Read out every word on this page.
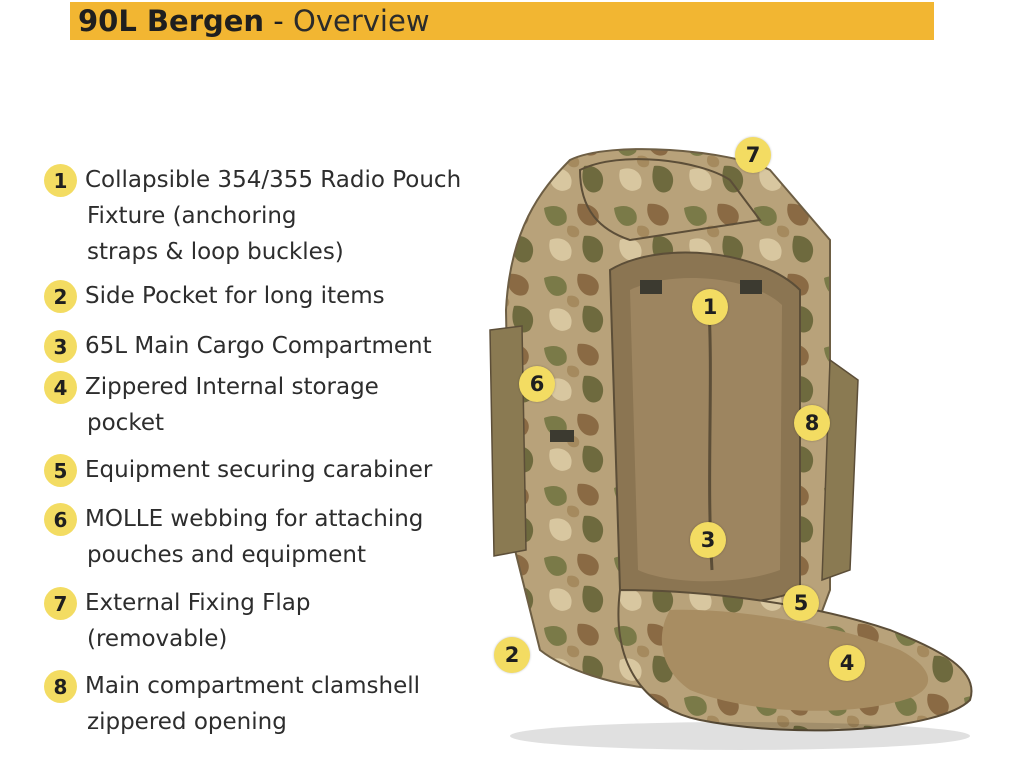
90L Bergen - Overview
1 Collapsible 354/355 Radio Pouch
Fixture (anchoring
straps & loop buckles)
2 Side Pocket for long items
3 65L Main Cargo Compartment
4 Zippered Internal storage
pocket
5 Equipment securing carabiner
6 MOLLE webbing for attaching
pouches and equipment
7 External Fixing Flap
(removable)
8 Main compartment clamshell
zippered opening
7
1
6
8
3
5
2	4
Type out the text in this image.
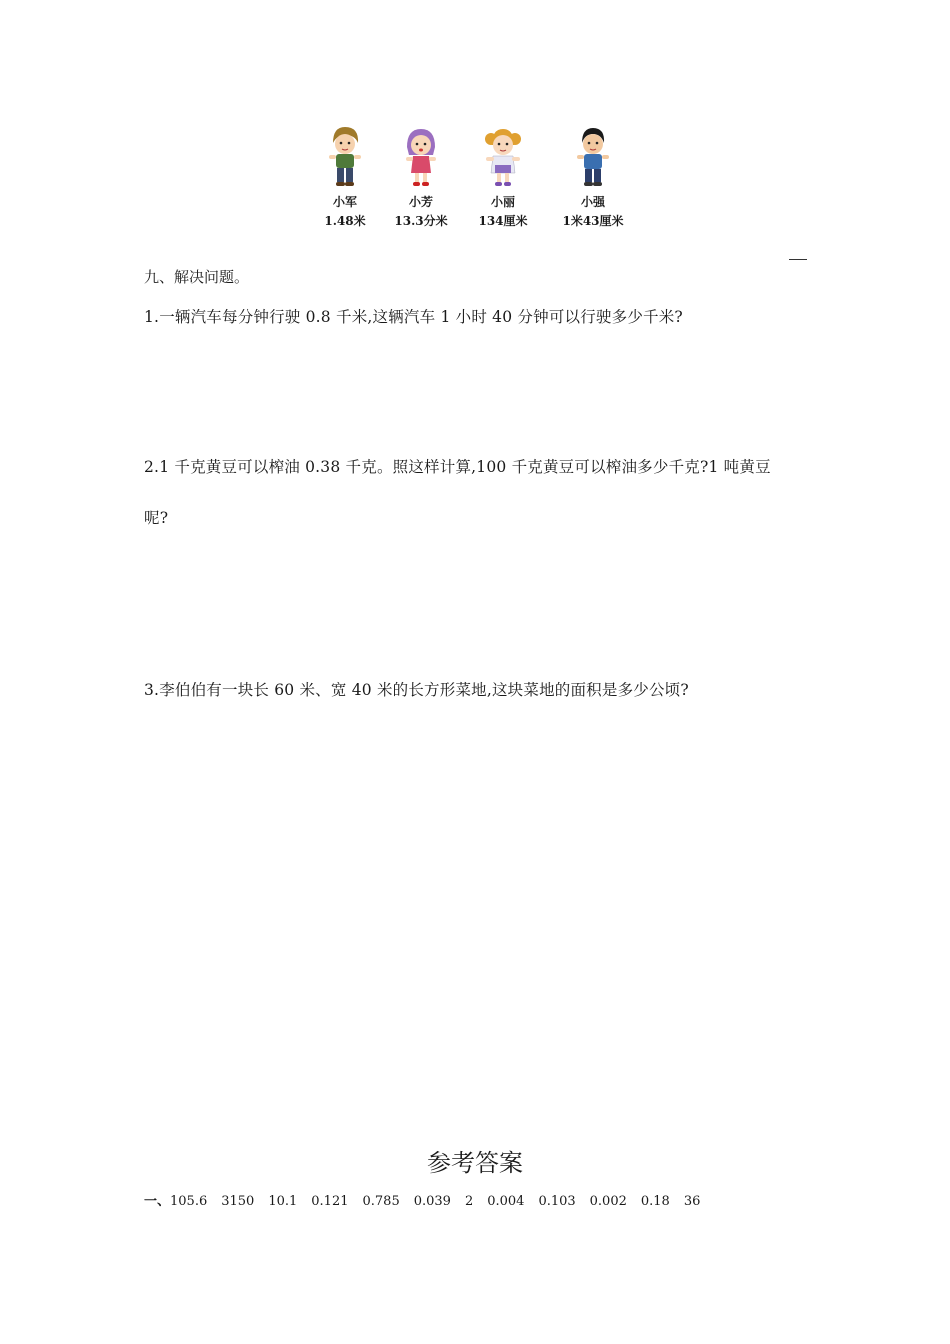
小军
1.48米
小芳
13.3分米
小丽
134厘米
小强
1米43厘米
九、解决问题。
1.一辆汽车每分钟行驶 0.8 千米,这辆汽车 1 小时 40 分钟可以行驶多少千米?
2.1 千克黄豆可以榨油 0.38 千克。照这样计算,100 千克黄豆可以榨油多少千克?1 吨黄豆
呢?
3.李伯伯有一块长 60 米、宽 40 米的长方形菜地,这块菜地的面积是多少公顷?
参考答案
一、105.6 3150 10.1 0.121 0.785 0.039 2 0.004 0.103 0.002 0.18 36
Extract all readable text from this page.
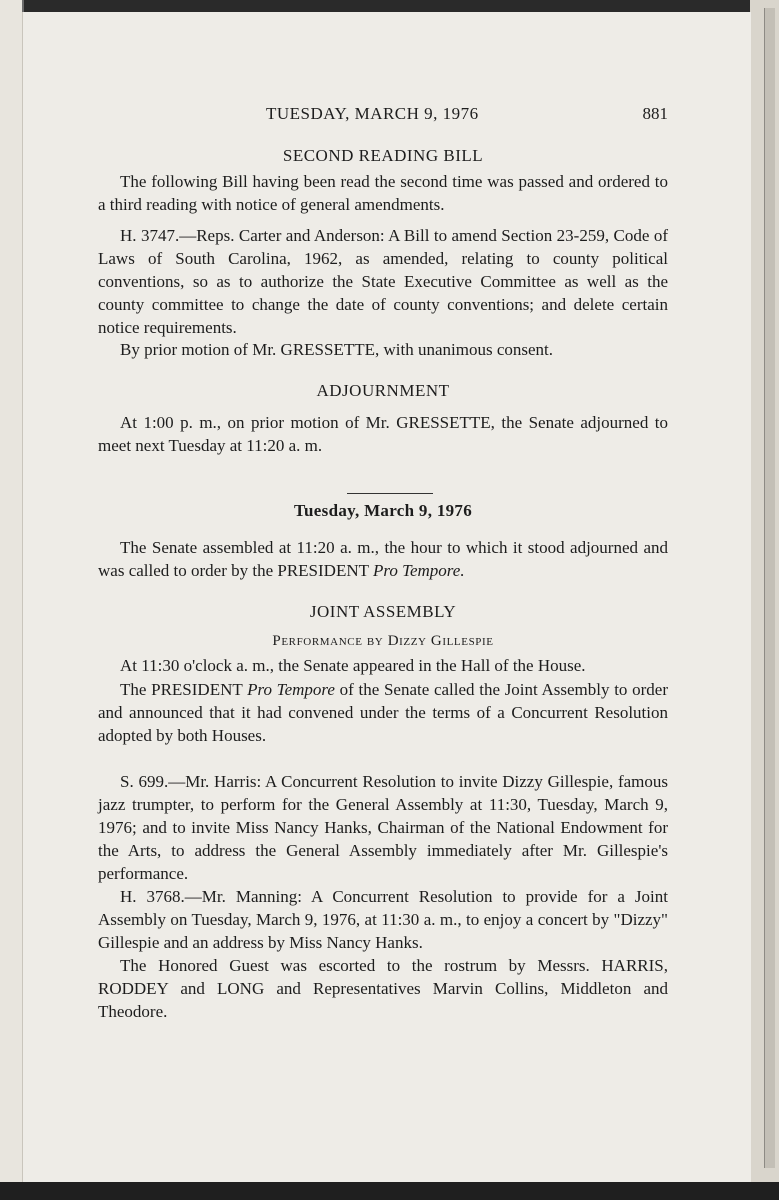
TUESDAY, MARCH 9, 1976	881
SECOND READING BILL
The following Bill having been read the second time was passed and ordered to a third reading with notice of general amendments.
H. 3747.—Reps. Carter and Anderson: A Bill to amend Section 23-259, Code of Laws of South Carolina, 1962, as amended, relating to county political conventions, so as to authorize the State Executive Committee as well as the county committee to change the date of county conventions; and delete certain notice requirements.
By prior motion of Mr. GRESSETTE, with unanimous consent.
ADJOURNMENT
At 1:00 p. m., on prior motion of Mr. GRESSETTE, the Senate adjourned to meet next Tuesday at 11:20 a. m.
Tuesday, March 9, 1976
The Senate assembled at 11:20 a. m., the hour to which it stood adjourned and was called to order by the PRESIDENT Pro Tempore.
JOINT ASSEMBLY
Performance by Dizzy Gillespie
At 11:30 o'clock a. m., the Senate appeared in the Hall of the House.
The PRESIDENT Pro Tempore of the Senate called the Joint Assembly to order and announced that it had convened under the terms of a Concurrent Resolution adopted by both Houses.
S. 699.—Mr. Harris: A Concurrent Resolution to invite Dizzy Gillespie, famous jazz trumpter, to perform for the General Assembly at 11:30, Tuesday, March 9, 1976; and to invite Miss Nancy Hanks, Chairman of the National Endowment for the Arts, to address the General Assembly immediately after Mr. Gillespie's performance.
H. 3768.—Mr. Manning: A Concurrent Resolution to provide for a Joint Assembly on Tuesday, March 9, 1976, at 11:30 a. m., to enjoy a concert by "Dizzy" Gillespie and an address by Miss Nancy Hanks.
The Honored Guest was escorted to the rostrum by Messrs. HARRIS, RODDEY and LONG and Representatives Marvin Collins, Middleton and Theodore.
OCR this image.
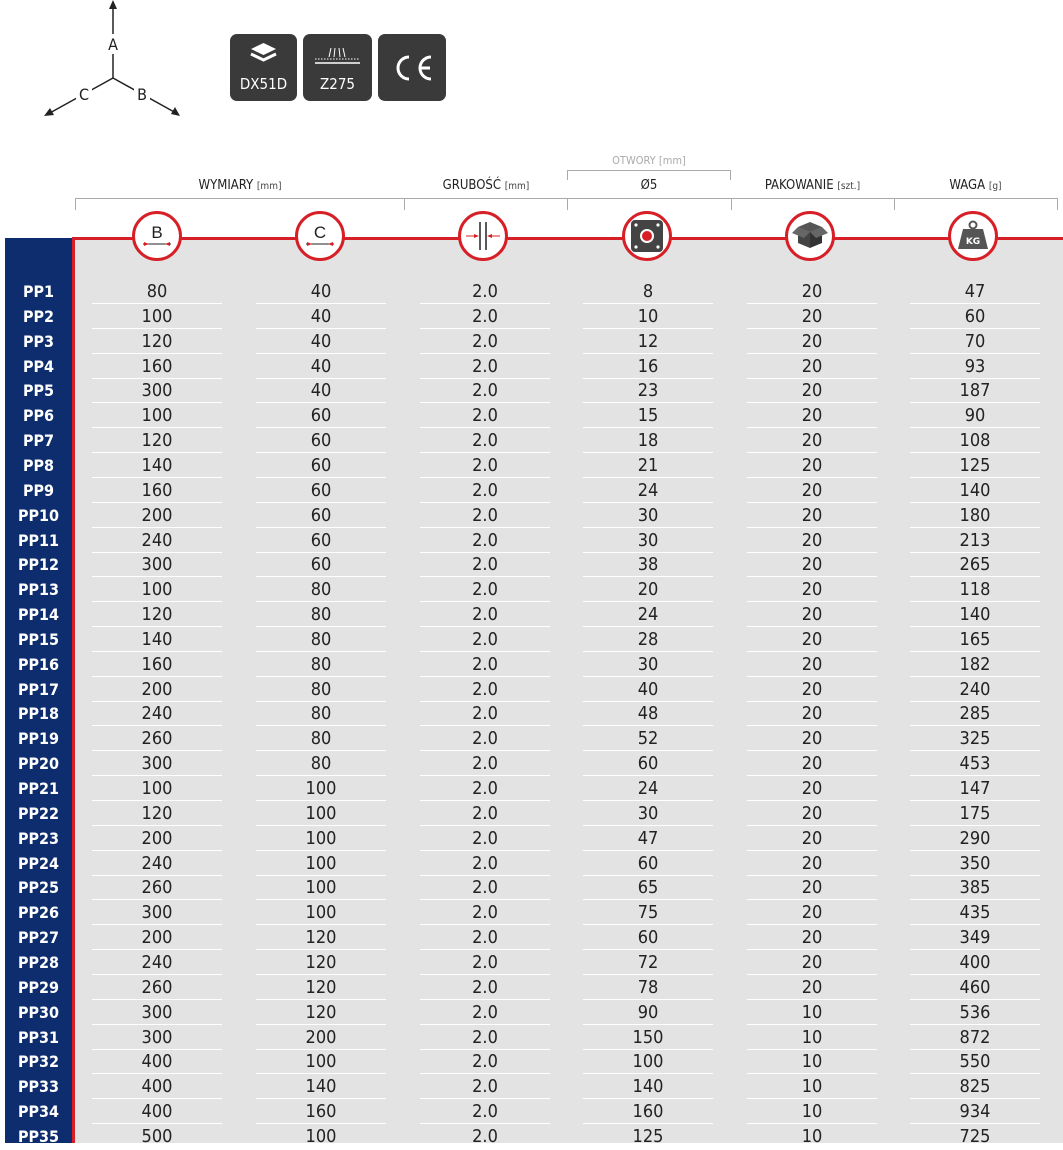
A
C	B
DX51D	Z275
OTWORY [mm]
WYMIARY [mm]	GRUBOŚĆ [mm]	Ø5	PAKOWANIE [szt.]	WAGA [g]
B	C	KG
PP1	80	40	2.0	8	20	47
PP2	100	40	2.0	10	20	60
PP3	120	40	2.0	12	20	70
PP4	160	40	2.0	16	20	93
PP5	300	40	2.0	23	20	187
PP6	100	60	2.0	15	20	90
PP7	120	60	2.0	18	20	108
PP8	140	60	2.0	21	20	125
PP9	160	60	2.0	24	20	140
PP10	200	60	2.0	30	20	180
PP11	240	60	2.0	30	20	213
PP12	300	60	2.0	38	20	265
PP13	100	80	2.0	20	20	118
PP14	120	80	2.0	24	20	140
PP15	140	80	2.0	28	20	165
PP16	160	80	2.0	30	20	182
PP17	200	80	2.0	40	20	240
PP18	240	80	2.0	48	20	285
PP19	260	80	2.0	52	20	325
PP20	300	80	2.0	60	20	453
PP21	100	100	2.0	24	20	147
PP22	120	100	2.0	30	20	175
PP23	200	100	2.0	47	20	290
PP24	240	100	2.0	60	20	350
PP25	260	100	2.0	65	20	385
PP26	300	100	2.0	75	20	435
PP27	200	120	2.0	60	20	349
PP28	240	120	2.0	72	20	400
PP29	260	120	2.0	78	20	460
PP30	300	120	2.0	90	10	536
PP31	300	200	2.0	150	10	872
PP32	400	100	2.0	100	10	550
PP33	400	140	2.0	140	10	825
PP34	400	160	2.0	160	10	934
PP35	500	100	2.0	125	10	725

=-=-=

▶ [Exercise description]:
In the records above, find the lines containing "Tempore" and copy them.

▶ [The result]:
The Senate assembled at 11:20 a. m., the hour to which it stood adjourned and was called to order by the PRESIDENT Pro Tempore.
The PRESIDENT Pro Tempore of the Senate called the Joint Assembly to order and announced that it had convened under the terms of a Concurrent Resolution adopted by both Houses.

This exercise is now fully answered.